Stored entries:

======

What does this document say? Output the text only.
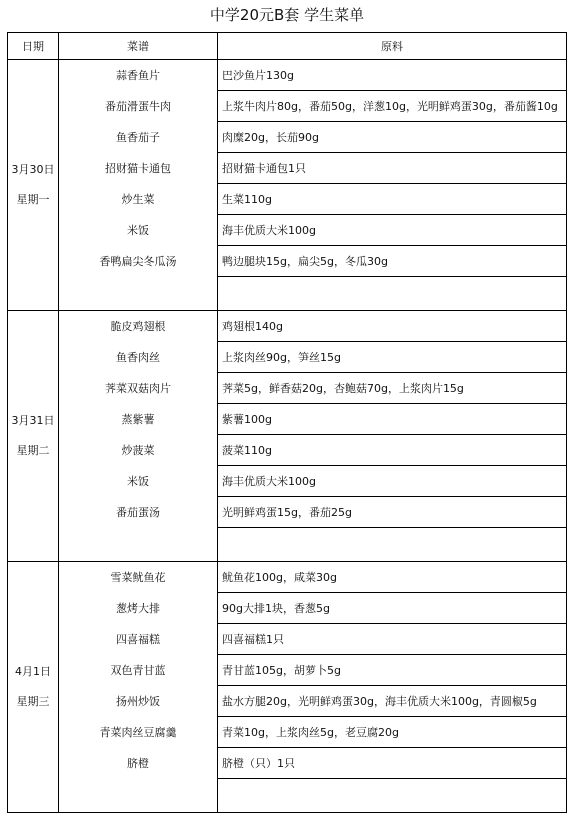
中学20元B套 学生菜单
日期	菜谱	原料

3月30日
星期一	蒜香鱼片	巴沙鱼片130g
	番茄滑蛋牛肉	上浆牛肉片80g，番茄50g，洋葱10g，光明鲜鸡蛋30g，番茄酱10g
	鱼香茄子	肉糜20g，长茄90g
	招财猫卡通包	招财猫卡通包1只
	炒生菜	生菜110g
	米饭	海丰优质大米100g
	香鸭扁尖冬瓜汤	鸭边腿块15g，扁尖5g，冬瓜30g

3月31日
星期二	脆皮鸡翅根	鸡翅根140g
	鱼香肉丝	上浆肉丝90g，笋丝15g
	荠菜双菇肉片	荠菜5g，鲜香菇20g，杏鲍菇70g，上浆肉片15g
	蒸紫薯	紫薯100g
	炒菠菜	菠菜110g
	米饭	海丰优质大米100g
	番茄蛋汤	光明鲜鸡蛋15g，番茄25g

4月1日
星期三	雪菜鱿鱼花	鱿鱼花100g，咸菜30g
	葱烤大排	90g大排1块，香葱5g
	四喜福糕	四喜福糕1只
	双色青甘蓝	青甘蓝105g，胡萝卜5g
	扬州炒饭	盐水方腿20g，光明鲜鸡蛋30g，海丰优质大米100g，青圆椒5g
	青菜肉丝豆腐羹	青菜10g，上浆肉丝5g，老豆腐20g
	脐橙	脐橙（只）1只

======

PROBLEM TO WORK ON: Repeat all of the entries word for word, but omit the pictures.

TASK ANSWER:
What does this document say? Output the text only.
中学20元B套 学生菜单
日期	菜谱	原料

3月30日
星期一	蒜香鱼片	巴沙鱼片130g
	番茄滑蛋牛肉	上浆牛肉片80g，番茄50g，洋葱10g，光明鲜鸡蛋30g，番茄酱10g
	鱼香茄子	肉糜20g，长茄90g
	招财猫卡通包	招财猫卡通包1只
	炒生菜	生菜110g
	米饭	海丰优质大米100g
	香鸭扁尖冬瓜汤	鸭边腿块15g，扁尖5g，冬瓜30g

3月31日
星期二	脆皮鸡翅根	鸡翅根140g
	鱼香肉丝	上浆肉丝90g，笋丝15g
	荠菜双菇肉片	荠菜5g，鲜香菇20g，杏鲍菇70g，上浆肉片15g
	蒸紫薯	紫薯100g
	炒菠菜	菠菜110g
	米饭	海丰优质大米100g
	番茄蛋汤	光明鲜鸡蛋15g，番茄25g

4月1日
星期三	雪菜鱿鱼花	鱿鱼花100g，咸菜30g
	葱烤大排	90g大排1块，香葱5g
	四喜福糕	四喜福糕1只
	双色青甘蓝	青甘蓝105g，胡萝卜5g
	扬州炒饭	盐水方腿20g，光明鲜鸡蛋30g，海丰优质大米100g，青圆椒5g
	青菜肉丝豆腐羹	青菜10g，上浆肉丝5g，老豆腐20g
	脐橙	脐橙（只）1只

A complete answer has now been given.